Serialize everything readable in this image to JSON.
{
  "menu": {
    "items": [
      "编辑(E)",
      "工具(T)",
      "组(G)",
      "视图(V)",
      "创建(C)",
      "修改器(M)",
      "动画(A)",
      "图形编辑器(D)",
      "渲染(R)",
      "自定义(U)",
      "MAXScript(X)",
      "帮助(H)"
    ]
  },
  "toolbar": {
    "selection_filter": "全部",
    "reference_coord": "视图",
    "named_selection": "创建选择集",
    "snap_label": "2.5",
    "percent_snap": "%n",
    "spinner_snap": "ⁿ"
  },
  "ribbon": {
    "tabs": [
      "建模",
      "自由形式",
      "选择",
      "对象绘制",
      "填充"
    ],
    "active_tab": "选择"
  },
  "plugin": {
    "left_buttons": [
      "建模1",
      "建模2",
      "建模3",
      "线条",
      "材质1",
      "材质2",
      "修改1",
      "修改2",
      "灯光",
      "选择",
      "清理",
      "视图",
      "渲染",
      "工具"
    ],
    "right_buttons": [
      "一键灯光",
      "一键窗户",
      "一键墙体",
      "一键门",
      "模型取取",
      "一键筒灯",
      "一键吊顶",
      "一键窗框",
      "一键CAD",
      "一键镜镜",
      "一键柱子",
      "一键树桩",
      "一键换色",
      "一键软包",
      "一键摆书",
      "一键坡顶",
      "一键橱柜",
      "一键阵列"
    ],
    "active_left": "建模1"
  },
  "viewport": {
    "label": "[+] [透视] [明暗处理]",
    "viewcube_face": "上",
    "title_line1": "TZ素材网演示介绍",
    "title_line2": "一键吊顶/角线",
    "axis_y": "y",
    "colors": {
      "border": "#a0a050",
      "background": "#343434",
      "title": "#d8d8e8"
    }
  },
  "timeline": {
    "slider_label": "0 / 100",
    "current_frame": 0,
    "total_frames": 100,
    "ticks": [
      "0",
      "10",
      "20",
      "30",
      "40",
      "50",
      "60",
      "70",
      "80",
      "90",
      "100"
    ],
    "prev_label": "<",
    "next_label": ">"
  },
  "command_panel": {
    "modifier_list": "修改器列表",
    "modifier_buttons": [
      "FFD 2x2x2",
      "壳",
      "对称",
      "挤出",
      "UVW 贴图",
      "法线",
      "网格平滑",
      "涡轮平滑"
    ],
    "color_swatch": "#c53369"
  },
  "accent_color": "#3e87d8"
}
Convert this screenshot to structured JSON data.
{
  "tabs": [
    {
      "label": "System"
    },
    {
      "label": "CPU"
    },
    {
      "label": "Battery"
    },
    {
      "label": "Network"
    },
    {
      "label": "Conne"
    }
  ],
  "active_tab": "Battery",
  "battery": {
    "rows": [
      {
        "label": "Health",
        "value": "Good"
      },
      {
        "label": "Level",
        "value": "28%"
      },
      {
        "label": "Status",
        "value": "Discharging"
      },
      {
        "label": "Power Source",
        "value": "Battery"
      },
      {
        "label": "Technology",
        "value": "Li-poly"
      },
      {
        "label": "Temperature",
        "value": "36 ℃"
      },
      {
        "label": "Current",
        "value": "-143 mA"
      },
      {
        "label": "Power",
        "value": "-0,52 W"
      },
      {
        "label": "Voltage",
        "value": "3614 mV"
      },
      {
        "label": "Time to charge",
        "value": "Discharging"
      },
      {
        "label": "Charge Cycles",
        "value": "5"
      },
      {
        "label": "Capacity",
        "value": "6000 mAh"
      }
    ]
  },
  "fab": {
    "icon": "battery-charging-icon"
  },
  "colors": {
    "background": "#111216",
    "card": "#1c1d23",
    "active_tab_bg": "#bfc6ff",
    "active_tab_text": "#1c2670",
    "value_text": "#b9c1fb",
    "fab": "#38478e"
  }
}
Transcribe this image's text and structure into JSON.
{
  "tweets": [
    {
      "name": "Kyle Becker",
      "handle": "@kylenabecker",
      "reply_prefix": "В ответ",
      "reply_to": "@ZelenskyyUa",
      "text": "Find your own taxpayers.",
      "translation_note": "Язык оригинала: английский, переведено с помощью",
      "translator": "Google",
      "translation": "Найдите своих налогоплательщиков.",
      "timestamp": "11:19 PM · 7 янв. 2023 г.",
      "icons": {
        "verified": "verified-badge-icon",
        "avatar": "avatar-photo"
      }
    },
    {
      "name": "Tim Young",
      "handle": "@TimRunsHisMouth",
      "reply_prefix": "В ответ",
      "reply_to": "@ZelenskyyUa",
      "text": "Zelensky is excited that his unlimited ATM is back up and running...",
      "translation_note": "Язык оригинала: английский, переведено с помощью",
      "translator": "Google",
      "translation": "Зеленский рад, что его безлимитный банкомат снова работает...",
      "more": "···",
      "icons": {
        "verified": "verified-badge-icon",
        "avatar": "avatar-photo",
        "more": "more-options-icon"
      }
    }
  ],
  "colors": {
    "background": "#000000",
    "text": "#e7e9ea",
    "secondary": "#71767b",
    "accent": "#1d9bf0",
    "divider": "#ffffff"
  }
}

What to do :: Using the data above, repeat every line exactly.

Complete response ::
Serialize everything readable in this image to JSON.
{
  "menu": {
    "items": [
      "编辑(E)",
      "工具(T)",
      "组(G)",
      "视图(V)",
      "创建(C)",
      "修改器(M)",
      "动画(A)",
      "图形编辑器(D)",
      "渲染(R)",
      "自定义(U)",
      "MAXScript(X)",
      "帮助(H)"
    ]
  },
  "toolbar": {
    "selection_filter": "全部",
    "reference_coord": "视图",
    "named_selection": "创建选择集",
    "snap_label": "2.5",
    "percent_snap": "%n",
    "spinner_snap": "ⁿ"
  },
  "ribbon": {
    "tabs": [
      "建模",
      "自由形式",
      "选择",
      "对象绘制",
      "填充"
    ],
    "active_tab": "选择"
  },
  "plugin": {
    "left_buttons": [
      "建模1",
      "建模2",
      "建模3",
      "线条",
      "材质1",
      "材质2",
      "修改1",
      "修改2",
      "灯光",
      "选择",
      "清理",
      "视图",
      "渲染",
      "工具"
    ],
    "right_buttons": [
      "一键灯光",
      "一键窗户",
      "一键墙体",
      "一键门",
      "模型取取",
      "一键筒灯",
      "一键吊顶",
      "一键窗框",
      "一键CAD",
      "一键镜镜",
      "一键柱子",
      "一键树桩",
      "一键换色",
      "一键软包",
      "一键摆书",
      "一键坡顶",
      "一键橱柜",
      "一键阵列"
    ],
    "active_left": "建模1"
  },
  "viewport": {
    "label": "[+] [透视] [明暗处理]",
    "viewcube_face": "上",
    "title_line1": "TZ素材网演示介绍",
    "title_line2": "一键吊顶/角线",
    "axis_y": "y",
    "colors": {
      "border": "#a0a050",
      "background": "#343434",
      "title": "#d8d8e8"
    }
  },
  "timeline": {
    "slider_label": "0 / 100",
    "current_frame": 0,
    "total_frames": 100,
    "ticks": [
      "0",
      "10",
      "20",
      "30",
      "40",
      "50",
      "60",
      "70",
      "80",
      "90",
      "100"
    ],
    "prev_label": "<",
    "next_label": ">"
  },
  "command_panel": {
    "modifier_list": "修改器列表",
    "modifier_buttons": [
      "FFD 2x2x2",
      "壳",
      "对称",
      "挤出",
      "UVW 贴图",
      "法线",
      "网格平滑",
      "涡轮平滑"
    ],
    "color_swatch": "#c53369"
  },
  "accent_color": "#3e87d8"
}
Convert this screenshot to structured JSON data.
{
  "tabs": [
    {
      "label": "System"
    },
    {
      "label": "CPU"
    },
    {
      "label": "Battery"
    },
    {
      "label": "Network"
    },
    {
      "label": "Conne"
    }
  ],
  "active_tab": "Battery",
  "battery": {
    "rows": [
      {
        "label": "Health",
        "value": "Good"
      },
      {
        "label": "Level",
        "value": "28%"
      },
      {
        "label": "Status",
        "value": "Discharging"
      },
      {
        "label": "Power Source",
        "value": "Battery"
      },
      {
        "label": "Technology",
        "value": "Li-poly"
      },
      {
        "label": "Temperature",
        "value": "36 ℃"
      },
      {
        "label": "Current",
        "value": "-143 mA"
      },
      {
        "label": "Power",
        "value": "-0,52 W"
      },
      {
        "label": "Voltage",
        "value": "3614 mV"
      },
      {
        "label": "Time to charge",
        "value": "Discharging"
      },
      {
        "label": "Charge Cycles",
        "value": "5"
      },
      {
        "label": "Capacity",
        "value": "6000 mAh"
      }
    ]
  },
  "fab": {
    "icon": "battery-charging-icon"
  },
  "colors": {
    "background": "#111216",
    "card": "#1c1d23",
    "active_tab_bg": "#bfc6ff",
    "active_tab_text": "#1c2670",
    "value_text": "#b9c1fb",
    "fab": "#38478e"
  }
}
Transcribe this image's text and structure into JSON.
{
  "tweets": [
    {
      "name": "Kyle Becker",
      "handle": "@kylenabecker",
      "reply_prefix": "В ответ",
      "reply_to": "@ZelenskyyUa",
      "text": "Find your own taxpayers.",
      "translation_note": "Язык оригинала: английский, переведено с помощью",
      "translator": "Google",
      "translation": "Найдите своих налогоплательщиков.",
      "timestamp": "11:19 PM · 7 янв. 2023 г.",
      "icons": {
        "verified": "verified-badge-icon",
        "avatar": "avatar-photo"
      }
    },
    {
      "name": "Tim Young",
      "handle": "@TimRunsHisMouth",
      "reply_prefix": "В ответ",
      "reply_to": "@ZelenskyyUa",
      "text": "Zelensky is excited that his unlimited ATM is back up and running...",
      "translation_note": "Язык оригинала: английский, переведено с помощью",
      "translator": "Google",
      "translation": "Зеленский рад, что его безлимитный банкомат снова работает...",
      "more": "···",
      "icons": {
        "verified": "verified-badge-icon",
        "avatar": "avatar-photo",
        "more": "more-options-icon"
      }
    }
  ],
  "colors": {
    "background": "#000000",
    "text": "#e7e9ea",
    "secondary": "#71767b",
    "accent": "#1d9bf0",
    "divider": "#ffffff"
  }
}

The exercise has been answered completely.